EXERCISE INPUT -

• • • • • • •

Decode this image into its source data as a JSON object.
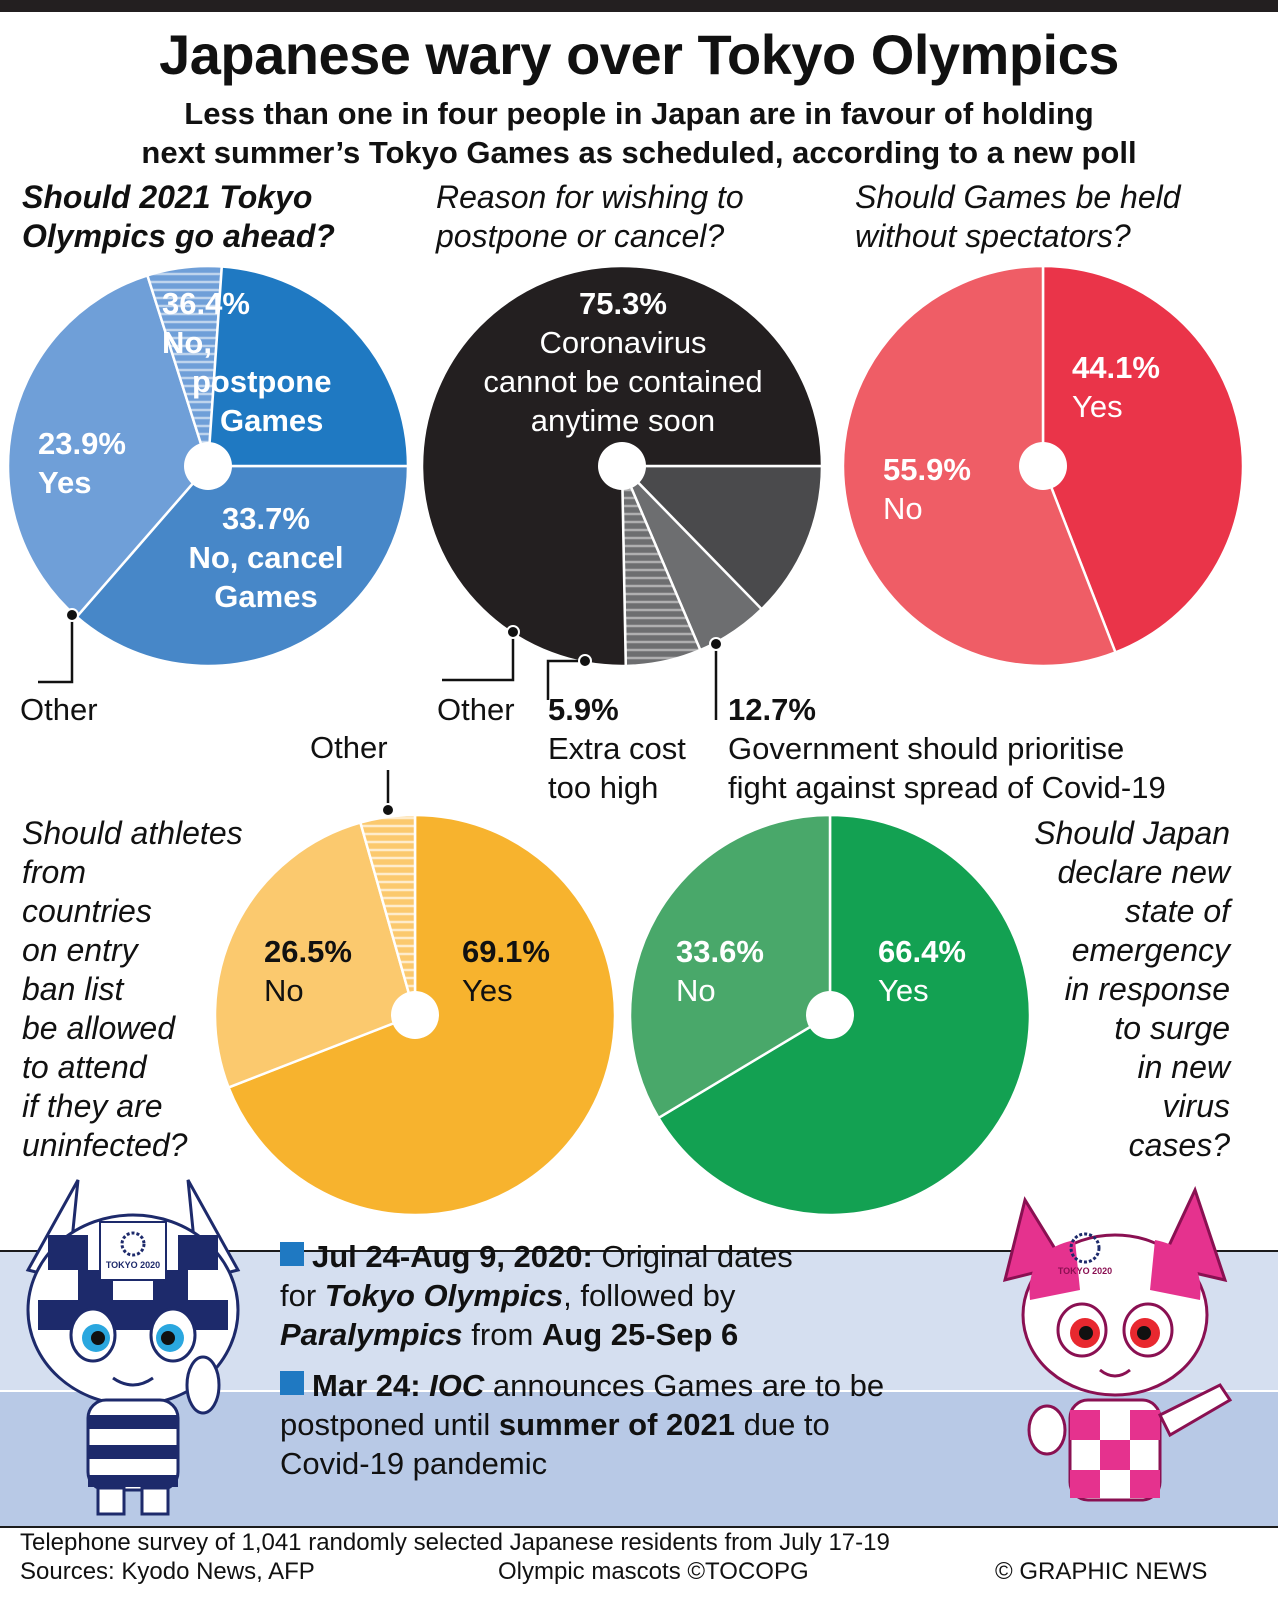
{
  "title": "Japanese wary over Tokyo Olympics",
  "subtitle_line1": "Less than one in four people in Japan are in favour of holding",
  "subtitle_line2": "next summer’s Tokyo Games as scheduled, according to a new poll",
  "colors": {
    "blue_dark": "#1f79c2",
    "blue_mid": "#4787c8",
    "blue_light": "#6f9fd8",
    "gray_dark": "#231f20",
    "gray_mid": "#4a4a4c",
    "gray_light": "#6d6e70",
    "red_light": "#ef5d66",
    "red_dark": "#ea3449",
    "yellow_light": "#fbc96e",
    "yellow_dark": "#f7b32e",
    "green_light": "#49a86a",
    "green_dark": "#13a152"
  },
  "chart_data": [
    {
      "type": "pie",
      "question_line1": "Should 2021 Tokyo",
      "question_line2": "Olympics go ahead?",
      "slices": [
        {
          "pct": "36.4%",
          "text1": "No,",
          "text2": "postpone",
          "text3": "Games",
          "value": 36.4,
          "color": "#4787c8"
        },
        {
          "pct": "33.7%",
          "text1": "No, cancel",
          "text2": "Games",
          "value": 33.7,
          "color": "#6f9fd8"
        },
        {
          "text1": "Other",
          "value": 6.0,
          "color": "#6f9fd8",
          "hatched": true
        },
        {
          "pct": "23.9%",
          "text1": "Yes",
          "value": 23.9,
          "color": "#1f79c2"
        }
      ]
    },
    {
      "type": "pie",
      "question_line1": "Reason for wishing to",
      "question_line2": "postpone or cancel?",
      "slices": [
        {
          "pct": "12.7%",
          "text1": "Government should prioritise",
          "text2": "fight against spread of Covid-19",
          "value": 12.7,
          "color": "#4a4a4c"
        },
        {
          "pct": "5.9%",
          "text1": "Extra cost",
          "text2": "too high",
          "value": 5.9,
          "color": "#6d6e70"
        },
        {
          "text1": "Other",
          "value": 6.1,
          "color": "#6d6e70",
          "hatched": true
        },
        {
          "pct": "75.3%",
          "text1": "Coronavirus",
          "text2": "cannot be contained",
          "text3": "anytime soon",
          "value": 75.3,
          "color": "#231f20"
        }
      ]
    },
    {
      "type": "pie",
      "question_line1": "Should Games be held",
      "question_line2": "without spectators?",
      "slices": [
        {
          "pct": "44.1%",
          "text1": "Yes",
          "value": 44.1,
          "color": "#ea3449"
        },
        {
          "pct": "55.9%",
          "text1": "No",
          "value": 55.9,
          "color": "#ef5d66"
        }
      ]
    },
    {
      "type": "pie",
      "question_lines": [
        "Should athletes",
        "from",
        "countries",
        "on entry",
        "ban list",
        "be allowed",
        "to attend",
        "if they are",
        "uninfected?"
      ],
      "slices": [
        {
          "pct": "69.1%",
          "text1": "Yes",
          "value": 69.1,
          "color": "#f7b32e"
        },
        {
          "pct": "26.5%",
          "text1": "No",
          "value": 26.5,
          "color": "#fbc96e"
        },
        {
          "text1": "Other",
          "value": 4.4,
          "color": "#fbc96e",
          "hatched": true
        }
      ]
    },
    {
      "type": "pie",
      "question_lines": [
        "Should Japan",
        "declare new",
        "state of",
        "emergency",
        "in response",
        "to surge",
        "in new",
        "virus",
        "cases?"
      ],
      "slices": [
        {
          "pct": "66.4%",
          "text1": "Yes",
          "value": 66.4,
          "color": "#13a152"
        },
        {
          "pct": "33.6%",
          "text1": "No",
          "value": 33.6,
          "color": "#49a86a"
        }
      ]
    }
  ],
  "timeline": {
    "item1": {
      "date": "Jul 24-Aug 9, 2020:",
      "t1": " Original dates",
      "t2": "for ",
      "e1": "Tokyo Olympics",
      "t3": ", followed by",
      "e2": "Paralympics",
      "t4": " from ",
      "d2": "Aug 25-Sep 6"
    },
    "item2": {
      "date": "Mar 24:",
      "e1": "IOC",
      "t1": " announces Games are to be",
      "t2": "postponed until ",
      "b1": "summer of 2021",
      "t3": " due to",
      "t4": "Covid-19 pandemic"
    }
  },
  "mascot_left": {
    "logo": "TOKYO 2020"
  },
  "mascot_right": {
    "logo": "TOKYO 2020"
  },
  "footer": {
    "survey": "Telephone survey of 1,041 randomly selected Japanese residents from July 17-19",
    "sources": "Sources: Kyodo News, AFP",
    "mascots": "Olympic mascots ©TOCOPG",
    "credit": "© GRAPHIC NEWS"
  }
}
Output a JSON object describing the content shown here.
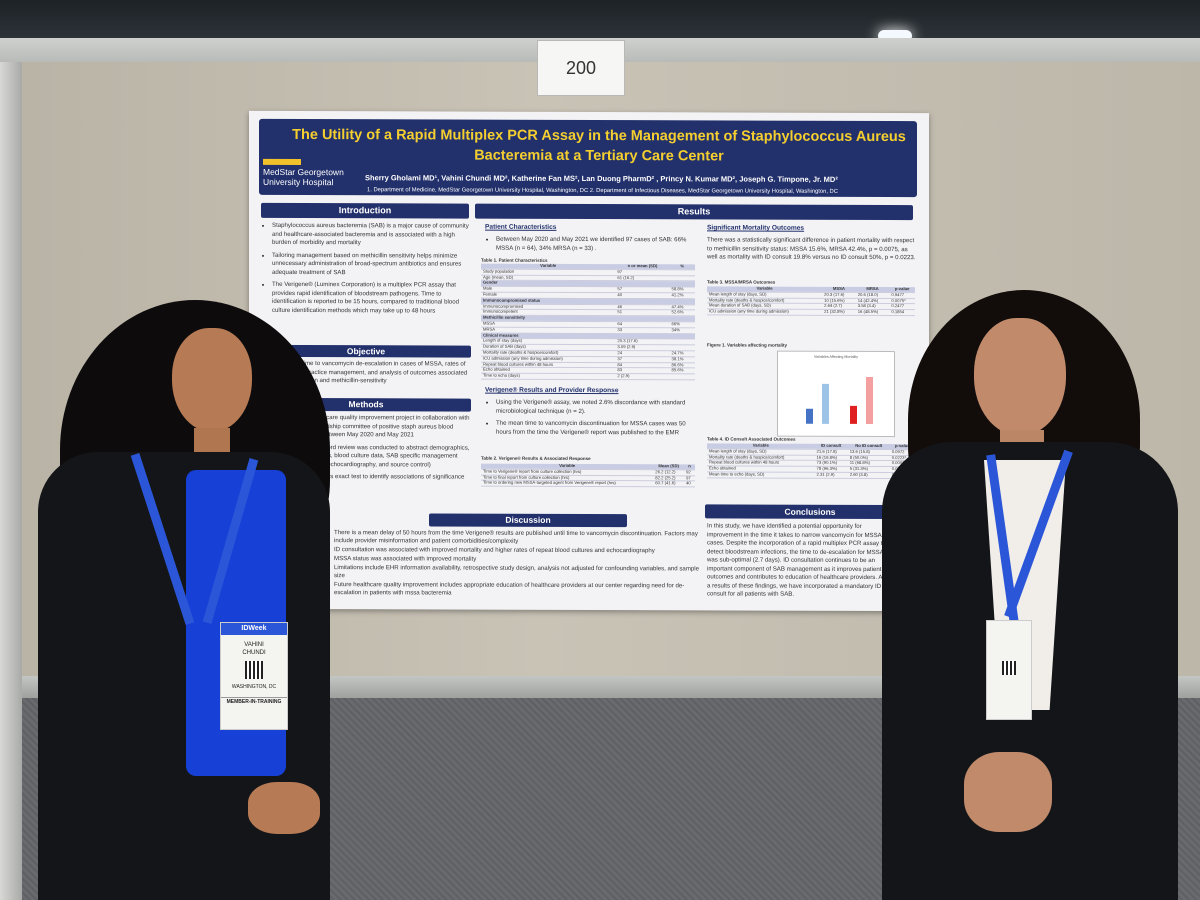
{
  "booth": {
    "number": "200"
  },
  "poster": {
    "title": "The Utility of a Rapid Multiplex PCR Assay in the Management of Staphylococcus Aureus Bacteremia at a Tertiary Care Center",
    "logo_line1": "MedStar Georgetown",
    "logo_line2": "University Hospital",
    "authors": "Sherry Gholami MD¹, Vahini Chundi MD², Katherine Fan MS², Lan Duong PharmD² , Princy N. Kumar MD², Joseph G. Timpone, Jr. MD²",
    "affiliations": "1.   Department of Medicine, MedStar Georgetown University Hospital, Washington, DC  2. Department of Infectious Diseases, MedStar Georgetown University Hospital, Washington, DC",
    "introduction": {
      "heading": "Introduction",
      "bullets": [
        "Staphylococcus aureus bacteremia (SAB) is a major cause of community and healthcare-associated bacteremia and is associated with a high burden of morbidity and mortality",
        "Tailoring management based on methicillin sensitivity helps minimize unnecessary administration of broad-spectrum antibiotics and ensures adequate treatment of SAB",
        "The Verigene® (Luminex Corporation) is a multiplex PCR assay that provides rapid identification of bloodstream pathogens. Time to identification is reported to be 15 hours, compared to traditional blood culture identification methods which may take up to 48 hours"
      ]
    },
    "objective": {
      "heading": "Objective",
      "text": "To determine time to vancomycin de-escalation in cases of MSSA, rates of achieving best practice management, and analysis of outcomes associated with ID consultation and methicillin-sensitivity"
    },
    "methods": {
      "heading": "Methods",
      "bullets": [
        "Single-center healthcare quality improvement project in collaboration with our antibiotic stewardship committee of positive staph aureus blood cultures at MGUH between May 2020 and May 2021",
        "Electronic health record review was conducted to abstract demographics, clinical characteristics, blood culture data, SAB specific management (antibiotic selection, echocardiography, and source control)",
        "Chi-square and fishers exact test to identify associations of significance"
      ]
    },
    "results": {
      "heading": "Results",
      "patient_char_title": "Patient Characteristics",
      "patient_char_text": "Between May 2020 and May 2021 we identified 97 cases of SAB: 66% MSSA (n = 64), 34% MRSA (n = 33) .",
      "table1_title": "Table 1. Patient Characteristics",
      "table1_headers": [
        "Variable",
        "n or mean (SD)",
        "%"
      ],
      "table1_rows": [
        [
          "Study population",
          "97",
          ""
        ],
        [
          "Age (mean, SD)",
          "61 (16.2)",
          ""
        ],
        [
          "Gender",
          "",
          ""
        ],
        [
          "Male",
          "57",
          "58.8%"
        ],
        [
          "Female",
          "40",
          "41.2%"
        ],
        [
          "Immunocompromised status",
          "",
          ""
        ],
        [
          "Immunocompromised",
          "46",
          "47.4%"
        ],
        [
          "Immunocompetent",
          "51",
          "52.6%"
        ],
        [
          "Methicillin sensitivity",
          "",
          ""
        ],
        [
          "MSSA",
          "64",
          "66%"
        ],
        [
          "MRSA",
          "33",
          "34%"
        ],
        [
          "Clinical measures",
          "",
          ""
        ],
        [
          "Length of stay (days)",
          "20.3 (17.6)",
          ""
        ],
        [
          "Duration of SAB (days)",
          "3.09 (2.9)",
          ""
        ],
        [
          "Mortality rate (deaths & hospice/comfort)",
          "24",
          "24.7%"
        ],
        [
          "ICU admission (any time during admission)",
          "37",
          "38.1%"
        ],
        [
          "Repeat blood cultures within 48 hours",
          "84",
          "86.6%"
        ],
        [
          "Echo obtained",
          "83",
          "85.6%"
        ],
        [
          "Time to echo (days)",
          "2 (2.9)",
          ""
        ]
      ],
      "verigene_title": "Verigene® Results and Provider Response",
      "verigene_bullets": [
        "Using the Verigene® assay, we noted 2.6% discordance with standard microbiological technique (n = 2).",
        "The mean time to vancomycin discontinuation for MSSA cases was 50 hours from the time the Verigene® report was published to the EMR"
      ],
      "table2_title": "Table 2. Verigene® Results & Associated Response",
      "table2_headers": [
        "Variable",
        "Mean (SD)",
        "n"
      ],
      "table2_rows": [
        [
          "Time to Verigene® report from culture collection (hrs)",
          "26.2 (12.2)",
          "92"
        ],
        [
          "Time to final report from culture collection (hrs)",
          "82.2 (25.2)",
          "97"
        ],
        [
          "Time to ordering new MSSA-targeted agent from Verigene® report (hrs)",
          "60.7 (41.6)",
          "40"
        ]
      ],
      "mortality_title": "Significant Mortality Outcomes",
      "mortality_text": "There was a statistically significant difference in patient mortality with respect to methicillin sensitivity status: MSSA 15.6%, MRSA 42.4%, p = 0.0075, as well as mortality with ID consult 19.8% versus no ID consult 50%, p = 0.0223.",
      "table3_title": "Table 3. MSSA/MRSA Outcomes",
      "table3_headers": [
        "Variable",
        "MSSA",
        "MRSA",
        "p-value"
      ],
      "table3_rows": [
        [
          "Mean length of stay (days, SD)",
          "20.3 (17.6)",
          "20.6 (18.0)",
          "0.9477"
        ],
        [
          "Mortality rate (deaths & hospice/comfort)",
          "10 (15.6%)",
          "14 (42.4%)",
          "0.0075*"
        ],
        [
          "Mean duration of SAB (days, SD)",
          "2.64 (2.7)",
          "3.58 (3.4)",
          "0.2477"
        ],
        [
          "ICU admission (any time during admission)",
          "21 (32.8%)",
          "16 (48.5%)",
          "0.1854"
        ]
      ],
      "figure_title": "Figure 1. Variables affecting mortality",
      "figure_inner_title": "Variables Affecting Mortality",
      "table4_title": "Table 4. ID Consult Associated Outcomes",
      "table4_headers": [
        "Variable",
        "ID consult",
        "No ID consult",
        "p-value"
      ],
      "table4_rows": [
        [
          "Mean length of stay (days, SD)",
          "21.6 (17.8)",
          "13.6 (15.8)",
          "0.0972"
        ],
        [
          "Mortality rate (deaths & hospice/comfort)",
          "16 (19.8%)",
          "8 (50.0%)",
          "0.0223*"
        ],
        [
          "Repeat blood cultures within 48 hours",
          "73 (90.1%)",
          "11 (68.8%)",
          "0.0001*"
        ],
        [
          "Echo obtained",
          "78 (96.3%)",
          "5 (31.3%)",
          "0.0001*"
        ],
        [
          "Mean time to echo (days, SD)",
          "2.31 (2.9)",
          "2.60 (3.8)",
          "0.8671"
        ]
      ]
    },
    "discussion": {
      "heading": "Discussion",
      "bullets": [
        "There is a mean delay of 50 hours from the time Verigene® results are published until time to vancomycin discontinuation. Factors may include provider misinformation and patient comorbidities/complexity",
        "ID consultation was associated with improved mortality and higher rates of repeat blood cultures and echocardiography",
        "MSSA status was associated with improved mortality",
        "Limitations include EHR information availability, retrospective study design, analysis not adjusted for confounding variables, and sample size",
        "Future healthcare quality improvement includes appropriate education of healthcare providers at our center regarding need for de-escalation in patients with mssa bacteremia"
      ]
    },
    "conclusion": {
      "heading": "Conclusions",
      "text": "In this study, we have identified a potential opportunity for improvement in the time it takes to narrow vancomycin for MSSA cases. Despite the incorporation of a rapid multiplex PCR assay to detect bloodstream infections, the time to de-escalation for MSSA was sub-optimal (2.7 days). ID consultation continues to be an important component of SAB management as it improves patient outcomes and contributes to education of healthcare providers. As a results of these findings, we have incorporated a mandatory ID consult for all patients with SAB."
    }
  },
  "badge_left": {
    "brand": "IDWeek",
    "first": "VAHINI",
    "last": "CHUNDI",
    "city": "WASHINGTON, DC",
    "role": "MEMBER-IN-TRAINING"
  },
  "lanyard_text": "IDWeek",
  "colors": {
    "poster_navy": "#22306b",
    "title_gold": "#f4cf2f",
    "lanyard_blue": "#2c56d8"
  },
  "chart_data": {
    "type": "bar",
    "title": "Variables Affecting Mortality",
    "categories": [
      "MSSA",
      "MRSA",
      "ID consult",
      "No ID consult"
    ],
    "values": [
      15.6,
      42.4,
      19.8,
      50
    ],
    "colors": [
      "#4472c4",
      "#9dc3e6",
      "#e02020",
      "#f4a0a0"
    ],
    "ylim": [
      0,
      60
    ]
  }
}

• • • • • • •

Filter the entries above and keep only the lines with the word "heading".

SOLUTION TO THE EXERCISE -
      "heading": "Introduction",
      "heading": "Objective",
      "heading": "Methods",
      "heading": "Results",
      "heading": "Discussion",
      "heading": "Conclusions",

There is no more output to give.